_Aim of the task_
Count the lines of the material below that contain the string "Blog", treating uppercase and lowercase as different, and give only the number.

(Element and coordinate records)
-.-.-
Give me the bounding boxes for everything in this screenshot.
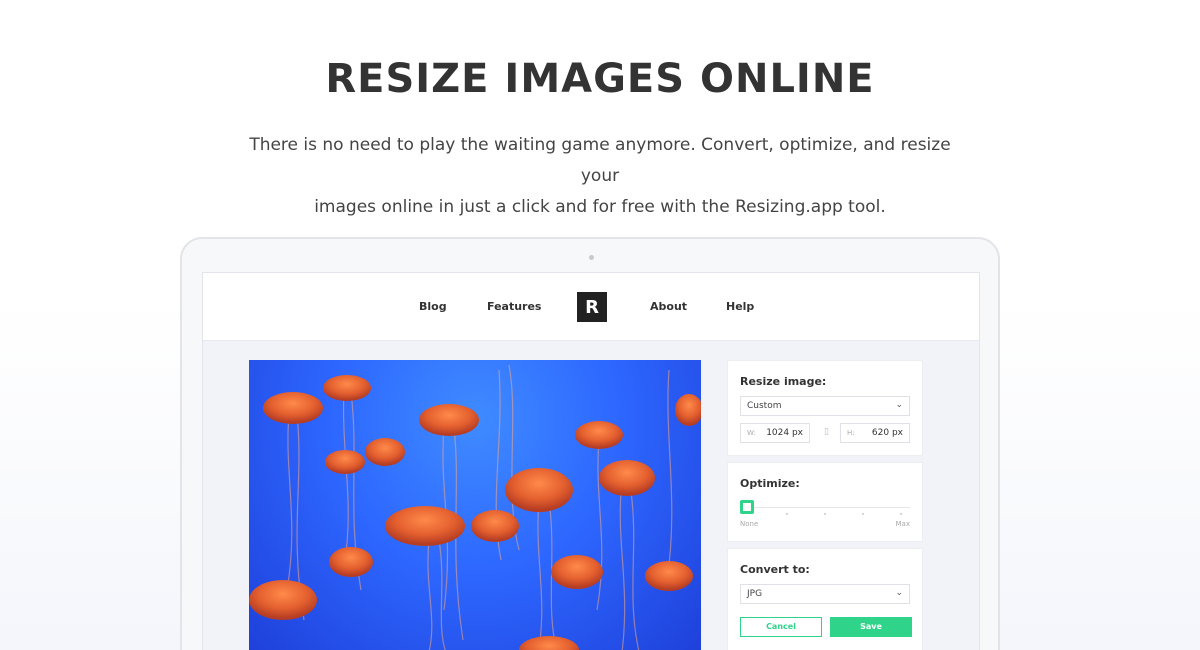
resize-title: Resize image: — [740, 375, 827, 388]
optimize-slider-handle[interactable] — [740, 500, 754, 514]
nav-help[interactable]: Help — [726, 300, 754, 313]
resize-preset-value: Custom — [747, 401, 782, 411]
laptop-screen: Blog Features R About Help Resize image:… — [202, 272, 980, 650]
app-navbar: Blog Features R About Help — [203, 273, 979, 341]
slider-tick — [824, 513, 826, 515]
resizing-logo[interactable]: R — [577, 292, 607, 322]
resize-preset-select[interactable]: Custom ⌄ — [740, 396, 910, 416]
tentacles — [286, 364, 673, 650]
optimize-title: Optimize: — [740, 477, 800, 490]
optimize-min-label: None — [740, 520, 759, 528]
laptop-camera — [589, 255, 594, 260]
hero-subtitle: There is no need to play the waiting gam… — [240, 130, 960, 223]
slider-tick — [900, 513, 902, 515]
optimize-slider-track[interactable] — [742, 507, 910, 508]
link-lock-icon[interactable]: ▯ — [824, 427, 829, 437]
nav-blog[interactable]: Blog — [419, 300, 447, 313]
hero-subtitle-line-2: images online in just a click and for fr… — [314, 197, 886, 217]
convert-panel: Convert to: JPG ⌄ Cancel Save — [727, 548, 923, 650]
resize-panel: Resize image: Custom ⌄ W: 1024 px ▯ H: 6… — [727, 360, 923, 456]
width-input[interactable]: W: 1024 px — [740, 423, 810, 443]
nav-about[interactable]: About — [650, 300, 687, 313]
jellyfish-illustration — [249, 364, 701, 650]
slider-tick — [862, 513, 864, 515]
height-label: H: — [847, 429, 855, 437]
convert-title: Convert to: — [740, 563, 810, 576]
laptop-mockup: Blog Features R About Help Resize image:… — [180, 237, 1000, 650]
nav-features[interactable]: Features — [487, 300, 541, 313]
height-input[interactable]: H: 620 px — [840, 423, 910, 443]
format-value: JPG — [747, 589, 763, 599]
width-value: 1024 px — [766, 428, 803, 438]
width-label: W: — [747, 429, 756, 437]
height-value: 620 px — [871, 428, 903, 438]
chevron-down-icon: ⌄ — [895, 588, 903, 598]
optimize-max-label: Max — [895, 520, 910, 528]
hero-subtitle-line-1: There is no need to play the waiting gam… — [249, 135, 951, 186]
jellyfish-photo — [249, 360, 701, 650]
slider-tick — [786, 513, 788, 515]
optimize-panel: Optimize: None Max — [727, 462, 923, 542]
format-select[interactable]: JPG ⌄ — [740, 584, 910, 604]
hero-title: RESIZE IMAGES ONLINE — [325, 56, 875, 102]
save-button[interactable]: Save — [830, 617, 912, 637]
chevron-down-icon: ⌄ — [895, 400, 903, 410]
cancel-button[interactable]: Cancel — [740, 617, 822, 637]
-.-.-
_Answer to this task_
4